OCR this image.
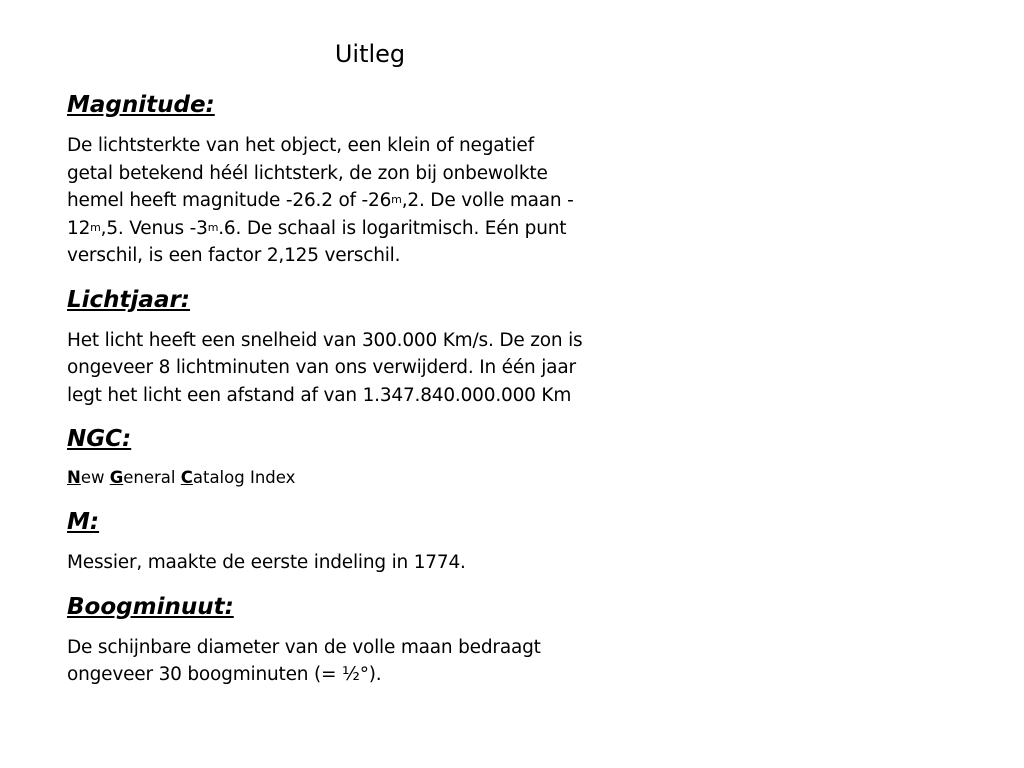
Uitleg
Magnitude:

De lichtsterkte van het object, een klein of negatief
getal betekend héél lichtsterk, de zon bij onbewolkte
hemel heeft magnitude -26.2 of -26$^m$,2. De volle maan -
12$^m$,5. Venus -3$^m$.6. De schaal is logaritmisch. Eén punt
verschil, is een factor 2,125 verschil.

Lichtjaar:

Het licht heeft een snelheid van 300.000 Km/s. De zon is
ongeveer 8 lichtminuten van ons verwijderd. In één jaar
legt het licht een afstand af van 1.347.840.000.000 Km

NGC:

New General Catalog Index

M:

Messier, maakte de eerste indeling in 1774.

Boogminuut:

De schijnbare diameter van de volle maan bedraagt
ongeveer 30 boogminuten (= ½°).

+-------+

- [Problem description]
The data should be printed again unchanged; leave its pictures out.

- [Output below]
OCR this image.
Uitleg
Magnitude:

De lichtsterkte van het object, een klein of negatief
getal betekend héél lichtsterk, de zon bij onbewolkte
hemel heeft magnitude -26.2 of -26$^m$,2. De volle maan -
12$^m$,5. Venus -3$^m$.6. De schaal is logaritmisch. Eén punt
verschil, is een factor 2,125 verschil.

Lichtjaar:

Het licht heeft een snelheid van 300.000 Km/s. De zon is
ongeveer 8 lichtminuten van ons verwijderd. In één jaar
legt het licht een afstand af van 1.347.840.000.000 Km

NGC:

New General Catalog Index

M:

Messier, maakte de eerste indeling in 1774.

Boogminuut:

De schijnbare diameter van de volle maan bedraagt
ongeveer 30 boogminuten (= ½°).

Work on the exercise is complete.